DIRECTIONS —
Locate the word "name" in the data below, then copy every line that holds it.

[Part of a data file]
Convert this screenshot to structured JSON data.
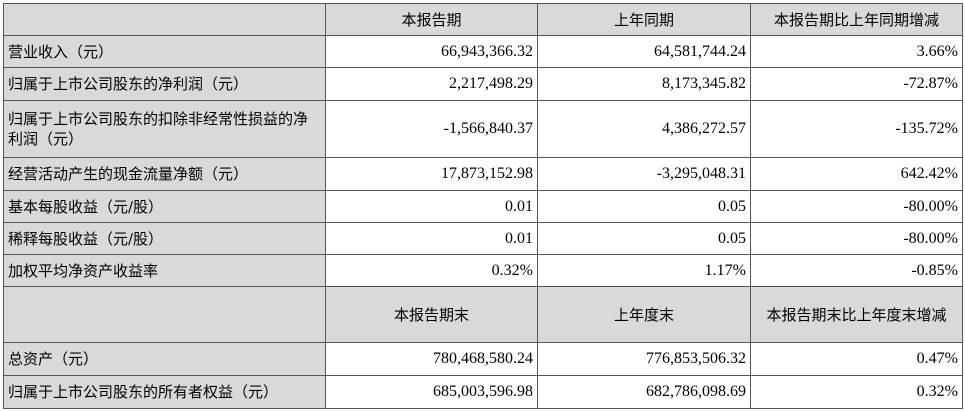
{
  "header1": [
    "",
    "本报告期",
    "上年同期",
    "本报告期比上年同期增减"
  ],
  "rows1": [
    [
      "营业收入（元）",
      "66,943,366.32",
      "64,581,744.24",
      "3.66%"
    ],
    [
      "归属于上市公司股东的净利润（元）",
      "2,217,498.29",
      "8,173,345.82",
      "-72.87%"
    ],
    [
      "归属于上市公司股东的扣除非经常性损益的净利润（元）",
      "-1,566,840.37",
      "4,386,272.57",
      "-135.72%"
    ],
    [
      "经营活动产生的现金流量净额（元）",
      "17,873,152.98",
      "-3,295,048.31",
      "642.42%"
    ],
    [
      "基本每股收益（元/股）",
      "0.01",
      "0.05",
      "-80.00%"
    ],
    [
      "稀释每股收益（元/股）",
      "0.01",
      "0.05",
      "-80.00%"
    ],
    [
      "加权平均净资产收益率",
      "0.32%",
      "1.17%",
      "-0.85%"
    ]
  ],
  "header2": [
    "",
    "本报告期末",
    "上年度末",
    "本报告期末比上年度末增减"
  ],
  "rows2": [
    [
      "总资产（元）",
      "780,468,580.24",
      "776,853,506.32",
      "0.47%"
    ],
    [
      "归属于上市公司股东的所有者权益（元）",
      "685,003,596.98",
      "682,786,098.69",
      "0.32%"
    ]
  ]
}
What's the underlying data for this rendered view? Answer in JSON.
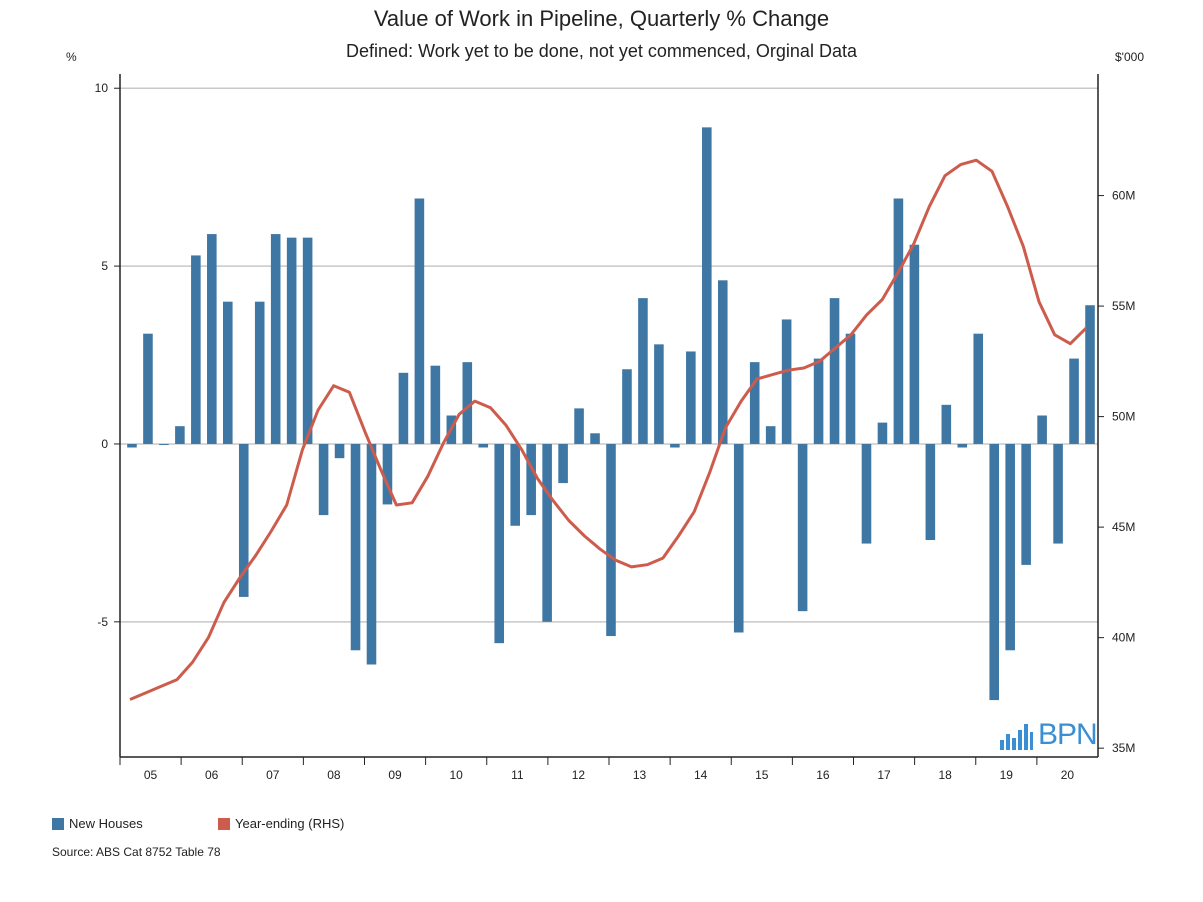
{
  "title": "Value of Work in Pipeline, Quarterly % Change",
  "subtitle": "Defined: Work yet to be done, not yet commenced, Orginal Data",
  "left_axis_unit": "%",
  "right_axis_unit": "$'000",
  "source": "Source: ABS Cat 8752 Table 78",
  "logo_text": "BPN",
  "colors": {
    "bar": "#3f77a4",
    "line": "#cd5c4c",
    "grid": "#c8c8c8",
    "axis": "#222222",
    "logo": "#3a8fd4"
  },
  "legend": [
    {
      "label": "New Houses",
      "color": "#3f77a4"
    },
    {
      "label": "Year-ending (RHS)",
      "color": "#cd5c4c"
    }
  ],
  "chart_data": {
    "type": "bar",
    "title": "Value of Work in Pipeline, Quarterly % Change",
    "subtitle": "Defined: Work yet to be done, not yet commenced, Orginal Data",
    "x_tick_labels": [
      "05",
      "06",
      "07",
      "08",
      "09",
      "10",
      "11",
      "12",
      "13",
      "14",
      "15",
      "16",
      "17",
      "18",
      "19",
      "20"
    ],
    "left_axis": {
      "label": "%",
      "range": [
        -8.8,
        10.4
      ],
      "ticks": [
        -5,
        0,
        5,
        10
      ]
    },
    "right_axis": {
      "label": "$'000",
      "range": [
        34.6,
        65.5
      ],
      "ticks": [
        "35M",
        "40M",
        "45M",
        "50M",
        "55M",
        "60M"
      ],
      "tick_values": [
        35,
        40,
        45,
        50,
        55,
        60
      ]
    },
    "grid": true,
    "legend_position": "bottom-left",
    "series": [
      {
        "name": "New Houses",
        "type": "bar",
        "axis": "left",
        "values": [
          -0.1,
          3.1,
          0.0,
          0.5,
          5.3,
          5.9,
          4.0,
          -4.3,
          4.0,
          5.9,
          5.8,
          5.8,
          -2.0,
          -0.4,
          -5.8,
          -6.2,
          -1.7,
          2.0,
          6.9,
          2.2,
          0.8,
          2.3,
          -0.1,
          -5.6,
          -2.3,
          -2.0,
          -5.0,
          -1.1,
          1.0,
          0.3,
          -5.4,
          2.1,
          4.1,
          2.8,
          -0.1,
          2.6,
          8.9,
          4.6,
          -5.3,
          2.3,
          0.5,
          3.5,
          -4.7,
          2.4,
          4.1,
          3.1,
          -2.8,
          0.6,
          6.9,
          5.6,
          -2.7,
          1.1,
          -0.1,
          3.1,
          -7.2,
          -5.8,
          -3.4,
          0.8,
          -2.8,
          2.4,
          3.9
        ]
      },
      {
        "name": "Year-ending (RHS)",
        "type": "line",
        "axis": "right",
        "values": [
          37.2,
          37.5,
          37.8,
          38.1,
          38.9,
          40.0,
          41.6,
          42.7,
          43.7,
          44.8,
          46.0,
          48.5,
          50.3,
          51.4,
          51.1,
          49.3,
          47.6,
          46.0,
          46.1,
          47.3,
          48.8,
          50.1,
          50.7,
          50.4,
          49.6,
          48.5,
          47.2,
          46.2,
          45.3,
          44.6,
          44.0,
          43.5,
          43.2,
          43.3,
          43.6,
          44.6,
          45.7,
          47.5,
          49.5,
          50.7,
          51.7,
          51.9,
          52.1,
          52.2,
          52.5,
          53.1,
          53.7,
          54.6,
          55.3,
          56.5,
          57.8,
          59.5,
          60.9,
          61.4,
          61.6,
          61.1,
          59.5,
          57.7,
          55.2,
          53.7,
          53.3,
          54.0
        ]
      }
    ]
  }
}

* * *

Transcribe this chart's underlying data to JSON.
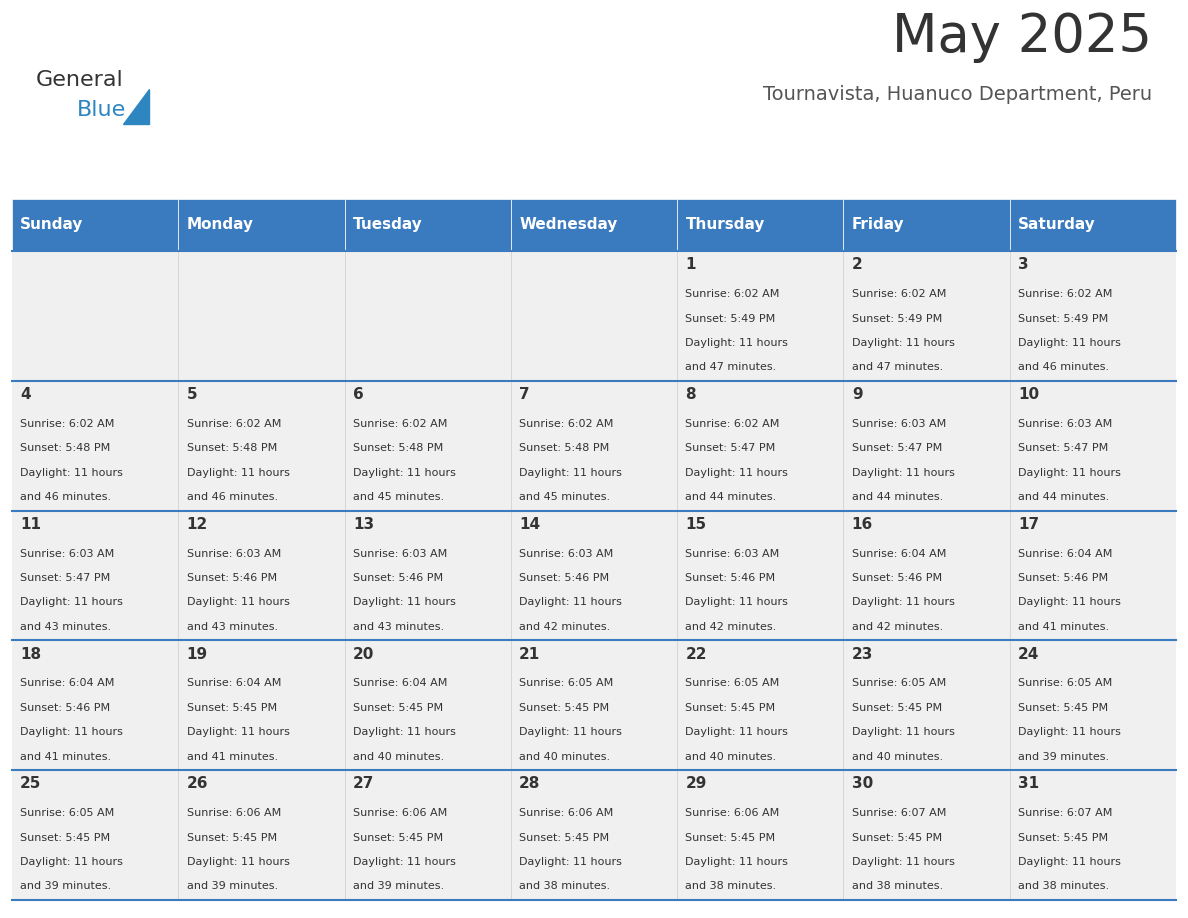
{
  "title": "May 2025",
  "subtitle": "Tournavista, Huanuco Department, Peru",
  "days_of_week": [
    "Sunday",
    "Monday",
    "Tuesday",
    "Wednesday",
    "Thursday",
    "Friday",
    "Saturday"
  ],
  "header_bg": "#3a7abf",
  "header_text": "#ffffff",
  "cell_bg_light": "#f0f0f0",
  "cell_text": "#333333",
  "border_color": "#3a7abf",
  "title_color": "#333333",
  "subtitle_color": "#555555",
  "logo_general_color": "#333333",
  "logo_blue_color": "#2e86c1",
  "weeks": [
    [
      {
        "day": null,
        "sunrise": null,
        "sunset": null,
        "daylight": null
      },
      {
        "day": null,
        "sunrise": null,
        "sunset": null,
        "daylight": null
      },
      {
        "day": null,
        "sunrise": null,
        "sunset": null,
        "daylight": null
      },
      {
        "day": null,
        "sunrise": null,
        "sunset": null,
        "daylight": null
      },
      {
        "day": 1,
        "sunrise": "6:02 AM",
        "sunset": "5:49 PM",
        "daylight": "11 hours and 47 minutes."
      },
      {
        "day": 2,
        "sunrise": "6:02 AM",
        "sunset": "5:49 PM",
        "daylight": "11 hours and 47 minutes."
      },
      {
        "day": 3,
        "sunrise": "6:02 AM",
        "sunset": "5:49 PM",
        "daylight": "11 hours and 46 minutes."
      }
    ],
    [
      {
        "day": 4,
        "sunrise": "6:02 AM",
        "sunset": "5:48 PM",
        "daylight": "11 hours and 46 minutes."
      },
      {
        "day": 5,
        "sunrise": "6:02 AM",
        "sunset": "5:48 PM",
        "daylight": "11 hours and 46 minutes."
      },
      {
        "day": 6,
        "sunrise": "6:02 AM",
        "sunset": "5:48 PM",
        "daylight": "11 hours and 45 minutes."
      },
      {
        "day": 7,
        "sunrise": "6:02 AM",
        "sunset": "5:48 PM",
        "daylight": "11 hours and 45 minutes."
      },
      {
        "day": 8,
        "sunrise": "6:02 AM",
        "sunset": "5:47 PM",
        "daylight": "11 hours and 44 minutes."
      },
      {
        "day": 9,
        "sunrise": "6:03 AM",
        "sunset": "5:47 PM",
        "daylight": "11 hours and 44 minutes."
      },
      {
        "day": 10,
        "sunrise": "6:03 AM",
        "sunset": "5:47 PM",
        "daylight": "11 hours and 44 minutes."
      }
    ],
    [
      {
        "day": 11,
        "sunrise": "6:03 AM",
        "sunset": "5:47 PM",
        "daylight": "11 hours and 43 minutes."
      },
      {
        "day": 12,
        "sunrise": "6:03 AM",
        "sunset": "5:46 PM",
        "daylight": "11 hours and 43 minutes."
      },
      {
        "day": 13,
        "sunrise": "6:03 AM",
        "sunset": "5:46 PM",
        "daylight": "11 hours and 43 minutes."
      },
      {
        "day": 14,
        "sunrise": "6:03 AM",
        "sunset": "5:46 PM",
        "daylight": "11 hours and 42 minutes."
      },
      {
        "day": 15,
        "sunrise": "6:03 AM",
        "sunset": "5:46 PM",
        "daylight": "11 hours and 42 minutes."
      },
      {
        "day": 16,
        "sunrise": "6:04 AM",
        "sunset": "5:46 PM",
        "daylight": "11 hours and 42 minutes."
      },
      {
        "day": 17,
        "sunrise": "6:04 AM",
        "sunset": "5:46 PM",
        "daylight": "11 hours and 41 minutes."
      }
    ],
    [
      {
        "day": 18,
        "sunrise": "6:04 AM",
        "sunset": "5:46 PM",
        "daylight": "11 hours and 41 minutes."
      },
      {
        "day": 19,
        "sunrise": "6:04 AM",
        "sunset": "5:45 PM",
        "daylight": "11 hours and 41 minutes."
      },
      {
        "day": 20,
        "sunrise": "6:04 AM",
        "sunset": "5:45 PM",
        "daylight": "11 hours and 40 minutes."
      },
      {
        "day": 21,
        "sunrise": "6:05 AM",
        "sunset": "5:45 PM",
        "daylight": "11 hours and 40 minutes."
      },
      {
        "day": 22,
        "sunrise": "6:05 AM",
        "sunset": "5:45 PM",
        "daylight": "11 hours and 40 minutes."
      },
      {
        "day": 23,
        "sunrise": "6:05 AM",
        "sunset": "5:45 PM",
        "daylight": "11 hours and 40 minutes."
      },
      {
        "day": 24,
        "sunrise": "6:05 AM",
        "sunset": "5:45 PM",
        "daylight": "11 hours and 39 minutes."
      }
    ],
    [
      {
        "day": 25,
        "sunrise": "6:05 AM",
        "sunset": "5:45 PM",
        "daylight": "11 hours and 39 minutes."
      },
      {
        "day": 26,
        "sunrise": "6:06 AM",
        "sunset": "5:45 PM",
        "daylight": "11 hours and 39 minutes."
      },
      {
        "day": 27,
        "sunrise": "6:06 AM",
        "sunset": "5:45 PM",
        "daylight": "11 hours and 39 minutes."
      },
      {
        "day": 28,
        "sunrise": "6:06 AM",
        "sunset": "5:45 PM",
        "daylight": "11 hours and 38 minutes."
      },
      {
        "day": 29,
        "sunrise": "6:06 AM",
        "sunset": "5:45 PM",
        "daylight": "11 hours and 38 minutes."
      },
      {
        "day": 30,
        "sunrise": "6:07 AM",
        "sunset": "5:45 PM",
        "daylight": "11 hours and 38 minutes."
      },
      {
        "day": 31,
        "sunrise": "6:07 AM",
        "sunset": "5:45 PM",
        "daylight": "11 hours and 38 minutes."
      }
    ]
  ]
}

---

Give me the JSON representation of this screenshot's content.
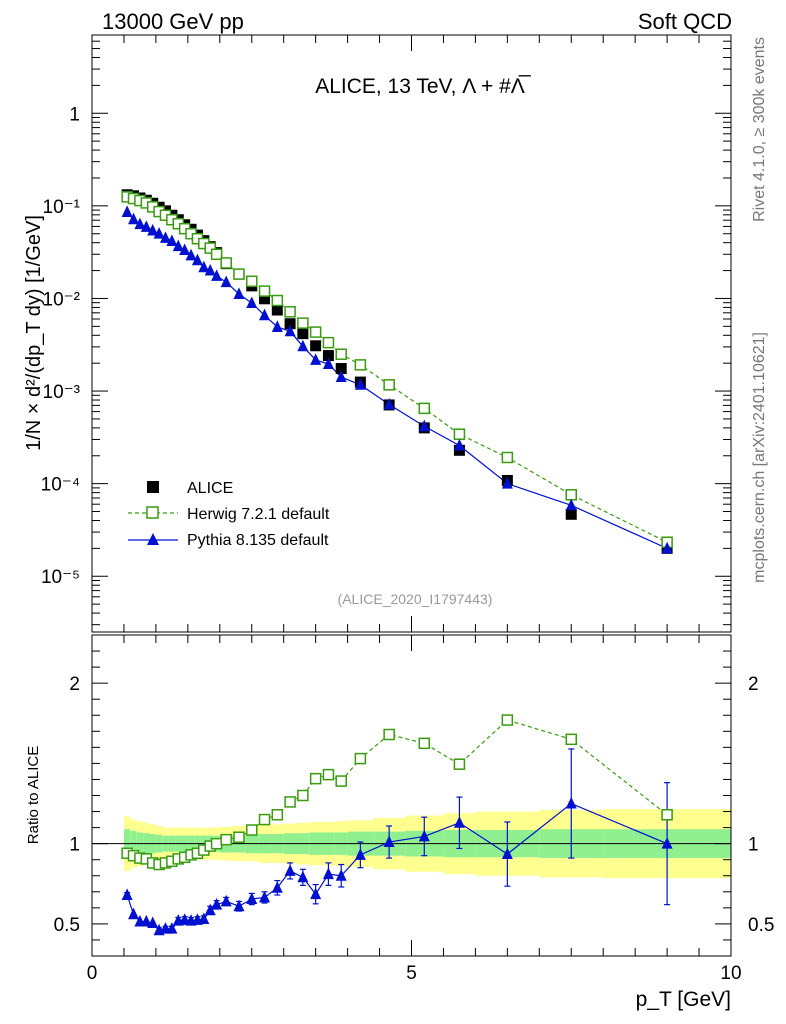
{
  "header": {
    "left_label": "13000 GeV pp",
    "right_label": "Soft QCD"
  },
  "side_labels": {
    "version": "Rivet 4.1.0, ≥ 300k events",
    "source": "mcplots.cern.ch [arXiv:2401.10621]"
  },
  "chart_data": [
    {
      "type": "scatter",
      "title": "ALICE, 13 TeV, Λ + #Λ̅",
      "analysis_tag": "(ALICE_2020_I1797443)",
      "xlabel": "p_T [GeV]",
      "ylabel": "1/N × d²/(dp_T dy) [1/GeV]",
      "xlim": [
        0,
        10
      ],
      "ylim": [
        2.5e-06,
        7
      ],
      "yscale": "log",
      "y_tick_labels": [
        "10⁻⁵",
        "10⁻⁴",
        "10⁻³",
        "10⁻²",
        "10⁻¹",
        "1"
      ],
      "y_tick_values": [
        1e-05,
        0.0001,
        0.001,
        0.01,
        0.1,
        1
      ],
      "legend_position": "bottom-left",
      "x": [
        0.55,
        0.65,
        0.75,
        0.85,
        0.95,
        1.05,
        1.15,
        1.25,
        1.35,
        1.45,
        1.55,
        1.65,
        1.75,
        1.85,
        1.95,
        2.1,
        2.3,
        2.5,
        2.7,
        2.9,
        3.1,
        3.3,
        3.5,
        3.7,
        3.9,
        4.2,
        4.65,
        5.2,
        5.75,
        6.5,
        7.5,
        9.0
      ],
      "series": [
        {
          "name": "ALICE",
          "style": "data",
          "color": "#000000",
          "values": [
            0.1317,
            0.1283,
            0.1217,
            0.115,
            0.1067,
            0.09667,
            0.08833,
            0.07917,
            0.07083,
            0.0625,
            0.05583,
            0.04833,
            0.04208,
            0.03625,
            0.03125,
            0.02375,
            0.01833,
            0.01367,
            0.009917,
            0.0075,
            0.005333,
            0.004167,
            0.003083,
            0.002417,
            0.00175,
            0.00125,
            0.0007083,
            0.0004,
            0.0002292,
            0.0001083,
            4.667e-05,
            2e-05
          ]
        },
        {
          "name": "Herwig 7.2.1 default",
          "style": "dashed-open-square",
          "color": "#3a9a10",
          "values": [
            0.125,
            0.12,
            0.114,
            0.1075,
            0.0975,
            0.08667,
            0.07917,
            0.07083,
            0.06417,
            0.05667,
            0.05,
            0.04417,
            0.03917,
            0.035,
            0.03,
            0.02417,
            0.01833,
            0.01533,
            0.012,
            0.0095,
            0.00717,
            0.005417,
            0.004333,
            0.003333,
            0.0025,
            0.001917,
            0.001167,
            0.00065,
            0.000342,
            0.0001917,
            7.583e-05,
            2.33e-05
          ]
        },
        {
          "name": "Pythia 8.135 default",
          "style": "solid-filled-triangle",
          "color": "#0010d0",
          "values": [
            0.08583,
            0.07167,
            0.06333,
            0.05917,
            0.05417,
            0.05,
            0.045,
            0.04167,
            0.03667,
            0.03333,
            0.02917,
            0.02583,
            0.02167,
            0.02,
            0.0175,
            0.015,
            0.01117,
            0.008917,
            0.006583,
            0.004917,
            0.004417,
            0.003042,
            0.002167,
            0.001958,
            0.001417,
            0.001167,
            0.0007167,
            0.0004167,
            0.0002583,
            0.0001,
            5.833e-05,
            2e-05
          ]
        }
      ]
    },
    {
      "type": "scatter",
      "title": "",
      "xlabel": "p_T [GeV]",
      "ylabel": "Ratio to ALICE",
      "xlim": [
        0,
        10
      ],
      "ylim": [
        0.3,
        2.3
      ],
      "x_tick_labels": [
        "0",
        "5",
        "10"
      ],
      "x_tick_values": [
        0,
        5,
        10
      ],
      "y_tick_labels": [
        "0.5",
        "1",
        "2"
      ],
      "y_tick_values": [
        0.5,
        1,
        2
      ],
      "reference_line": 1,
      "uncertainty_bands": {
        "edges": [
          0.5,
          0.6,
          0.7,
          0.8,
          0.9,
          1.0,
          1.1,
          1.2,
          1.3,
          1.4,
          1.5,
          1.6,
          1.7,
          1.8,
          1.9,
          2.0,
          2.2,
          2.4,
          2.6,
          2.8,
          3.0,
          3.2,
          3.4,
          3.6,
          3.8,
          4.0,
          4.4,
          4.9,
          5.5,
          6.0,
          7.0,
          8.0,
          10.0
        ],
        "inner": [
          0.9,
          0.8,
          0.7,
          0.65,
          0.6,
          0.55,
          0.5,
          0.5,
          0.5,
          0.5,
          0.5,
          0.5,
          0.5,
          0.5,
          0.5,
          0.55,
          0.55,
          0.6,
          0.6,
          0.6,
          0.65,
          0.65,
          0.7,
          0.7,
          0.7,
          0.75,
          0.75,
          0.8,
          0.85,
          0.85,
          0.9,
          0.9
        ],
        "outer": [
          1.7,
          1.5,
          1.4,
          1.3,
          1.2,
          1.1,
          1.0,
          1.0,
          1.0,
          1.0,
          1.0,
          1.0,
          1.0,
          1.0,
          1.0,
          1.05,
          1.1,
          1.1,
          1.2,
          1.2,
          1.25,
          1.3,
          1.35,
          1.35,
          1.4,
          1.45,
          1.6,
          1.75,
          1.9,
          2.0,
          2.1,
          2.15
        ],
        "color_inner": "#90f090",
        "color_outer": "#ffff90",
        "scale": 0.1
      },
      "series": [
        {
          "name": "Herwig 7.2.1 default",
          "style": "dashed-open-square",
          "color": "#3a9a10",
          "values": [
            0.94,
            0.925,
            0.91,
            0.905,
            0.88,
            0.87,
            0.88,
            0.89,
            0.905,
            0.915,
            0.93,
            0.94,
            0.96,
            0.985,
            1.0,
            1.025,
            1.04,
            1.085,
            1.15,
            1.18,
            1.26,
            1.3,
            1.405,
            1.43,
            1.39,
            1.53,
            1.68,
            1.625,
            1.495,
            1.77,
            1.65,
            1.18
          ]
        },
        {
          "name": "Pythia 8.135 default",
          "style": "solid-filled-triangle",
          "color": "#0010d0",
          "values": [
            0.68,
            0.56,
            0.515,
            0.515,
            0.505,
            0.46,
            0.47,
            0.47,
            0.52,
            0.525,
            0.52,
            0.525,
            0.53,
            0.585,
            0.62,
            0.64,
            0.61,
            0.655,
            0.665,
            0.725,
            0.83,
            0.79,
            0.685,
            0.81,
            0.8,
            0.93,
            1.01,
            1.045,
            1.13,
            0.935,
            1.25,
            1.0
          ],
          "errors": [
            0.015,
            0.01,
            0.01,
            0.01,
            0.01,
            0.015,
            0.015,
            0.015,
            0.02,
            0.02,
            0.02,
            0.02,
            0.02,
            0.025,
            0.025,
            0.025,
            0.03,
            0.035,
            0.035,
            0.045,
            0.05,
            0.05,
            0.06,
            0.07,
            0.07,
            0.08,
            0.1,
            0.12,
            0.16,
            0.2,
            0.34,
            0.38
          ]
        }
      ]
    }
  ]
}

CORRECT OUTPUT —
        "name": "New Houses",
        "name": "Year-ending (RHS)",
          "name": "ALICE",
          "name": "Herwig 7.2.1 default",
          "name": "Pythia 8.135 default",
          "name": "Herwig 7.2.1 default",
          "name": "Pythia 8.135 default",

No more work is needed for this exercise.